SET TASK -> Show, in full, each line of the data that contains "Wolfgang".

=-=-=-=-=

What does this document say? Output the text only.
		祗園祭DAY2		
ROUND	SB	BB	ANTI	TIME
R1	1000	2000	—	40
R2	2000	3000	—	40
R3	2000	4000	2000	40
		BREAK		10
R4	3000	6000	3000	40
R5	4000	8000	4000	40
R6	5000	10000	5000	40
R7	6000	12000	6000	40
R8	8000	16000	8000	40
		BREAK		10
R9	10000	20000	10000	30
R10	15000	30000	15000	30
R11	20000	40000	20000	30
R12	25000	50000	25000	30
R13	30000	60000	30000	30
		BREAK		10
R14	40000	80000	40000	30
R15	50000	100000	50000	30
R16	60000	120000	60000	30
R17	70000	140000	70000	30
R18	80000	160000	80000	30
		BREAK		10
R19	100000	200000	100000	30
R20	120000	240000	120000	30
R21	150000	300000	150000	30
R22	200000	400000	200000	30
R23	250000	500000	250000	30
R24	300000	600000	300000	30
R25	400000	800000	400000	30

=-=-=-=-=

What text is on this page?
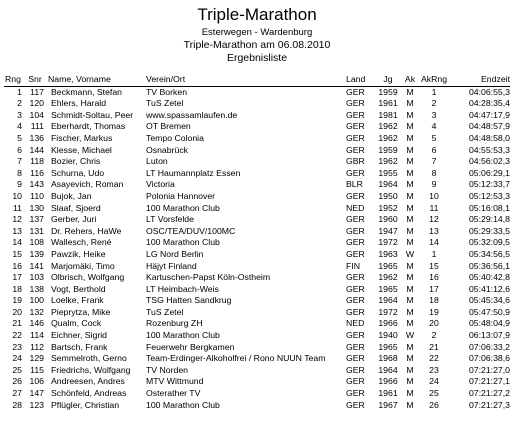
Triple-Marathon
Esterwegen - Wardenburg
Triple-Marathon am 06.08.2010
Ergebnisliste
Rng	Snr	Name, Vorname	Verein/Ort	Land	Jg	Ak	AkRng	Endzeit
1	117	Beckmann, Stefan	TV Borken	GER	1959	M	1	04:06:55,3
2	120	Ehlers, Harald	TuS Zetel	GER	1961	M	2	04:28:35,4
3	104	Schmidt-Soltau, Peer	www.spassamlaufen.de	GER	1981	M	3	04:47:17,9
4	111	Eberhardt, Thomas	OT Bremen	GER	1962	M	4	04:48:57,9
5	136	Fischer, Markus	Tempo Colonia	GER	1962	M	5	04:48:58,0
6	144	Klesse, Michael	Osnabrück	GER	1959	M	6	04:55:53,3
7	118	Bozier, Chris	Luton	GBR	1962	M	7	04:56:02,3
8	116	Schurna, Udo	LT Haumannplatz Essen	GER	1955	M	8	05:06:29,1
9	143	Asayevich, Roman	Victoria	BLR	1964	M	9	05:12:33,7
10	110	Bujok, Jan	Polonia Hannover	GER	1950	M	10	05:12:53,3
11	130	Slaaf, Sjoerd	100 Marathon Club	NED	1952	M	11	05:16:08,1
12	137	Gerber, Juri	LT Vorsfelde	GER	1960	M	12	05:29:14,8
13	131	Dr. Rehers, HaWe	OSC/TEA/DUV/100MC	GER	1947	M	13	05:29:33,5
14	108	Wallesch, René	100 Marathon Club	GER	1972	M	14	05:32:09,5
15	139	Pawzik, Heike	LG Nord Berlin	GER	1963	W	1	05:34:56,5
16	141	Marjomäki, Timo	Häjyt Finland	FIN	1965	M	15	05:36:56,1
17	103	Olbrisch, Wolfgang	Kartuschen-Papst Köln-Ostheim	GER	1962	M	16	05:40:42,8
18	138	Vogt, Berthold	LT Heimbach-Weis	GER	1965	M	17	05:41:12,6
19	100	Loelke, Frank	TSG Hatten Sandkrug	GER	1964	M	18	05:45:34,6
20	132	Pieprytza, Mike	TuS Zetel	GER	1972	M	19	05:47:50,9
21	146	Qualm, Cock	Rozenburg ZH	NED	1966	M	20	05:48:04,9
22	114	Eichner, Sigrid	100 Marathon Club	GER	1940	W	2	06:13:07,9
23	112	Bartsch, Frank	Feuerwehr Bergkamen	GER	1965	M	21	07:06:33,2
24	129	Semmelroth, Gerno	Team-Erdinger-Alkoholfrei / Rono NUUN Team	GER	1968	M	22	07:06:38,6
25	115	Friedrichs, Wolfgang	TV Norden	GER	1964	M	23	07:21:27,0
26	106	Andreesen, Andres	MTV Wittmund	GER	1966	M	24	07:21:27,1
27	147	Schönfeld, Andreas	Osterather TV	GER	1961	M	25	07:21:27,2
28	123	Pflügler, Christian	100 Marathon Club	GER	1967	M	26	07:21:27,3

=-=-=-=-=

FINISHED EXERCISE ->
17	103	Olbrisch, Wolfgang	Kartuschen-Papst Köln-Ostheim	GER	1962	M	16	05:40:42,8
25	115	Friedrichs, Wolfgang	TV Norden	GER	1964	M	23	07:21:27,0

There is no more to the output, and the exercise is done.